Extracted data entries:
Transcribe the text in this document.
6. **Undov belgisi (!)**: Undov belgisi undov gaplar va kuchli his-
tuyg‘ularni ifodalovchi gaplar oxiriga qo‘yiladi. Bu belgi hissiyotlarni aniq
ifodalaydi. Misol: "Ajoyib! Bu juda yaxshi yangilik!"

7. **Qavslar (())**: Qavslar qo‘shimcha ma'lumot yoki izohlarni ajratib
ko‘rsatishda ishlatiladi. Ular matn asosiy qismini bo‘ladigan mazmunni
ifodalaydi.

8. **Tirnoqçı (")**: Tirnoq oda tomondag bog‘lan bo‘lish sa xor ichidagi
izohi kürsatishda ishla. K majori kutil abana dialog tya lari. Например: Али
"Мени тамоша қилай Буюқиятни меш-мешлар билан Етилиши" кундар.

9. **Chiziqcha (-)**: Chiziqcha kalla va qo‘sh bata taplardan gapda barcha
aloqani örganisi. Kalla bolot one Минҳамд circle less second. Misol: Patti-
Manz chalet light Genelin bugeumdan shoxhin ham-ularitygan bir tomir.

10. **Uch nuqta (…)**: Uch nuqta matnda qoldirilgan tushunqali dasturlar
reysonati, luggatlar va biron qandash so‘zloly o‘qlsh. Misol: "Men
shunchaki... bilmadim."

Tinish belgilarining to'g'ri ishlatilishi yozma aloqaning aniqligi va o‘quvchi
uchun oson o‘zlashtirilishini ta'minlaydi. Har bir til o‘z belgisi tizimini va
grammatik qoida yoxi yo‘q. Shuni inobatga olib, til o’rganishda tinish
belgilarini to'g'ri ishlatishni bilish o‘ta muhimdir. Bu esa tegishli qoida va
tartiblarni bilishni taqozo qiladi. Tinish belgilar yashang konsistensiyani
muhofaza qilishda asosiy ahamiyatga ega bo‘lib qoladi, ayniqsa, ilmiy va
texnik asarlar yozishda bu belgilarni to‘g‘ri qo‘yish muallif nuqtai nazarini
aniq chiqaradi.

- TO DO: Determine the number of lines in these entries that contain the word "gaplar", and write only that number.

- RESPONSE BELOW: 2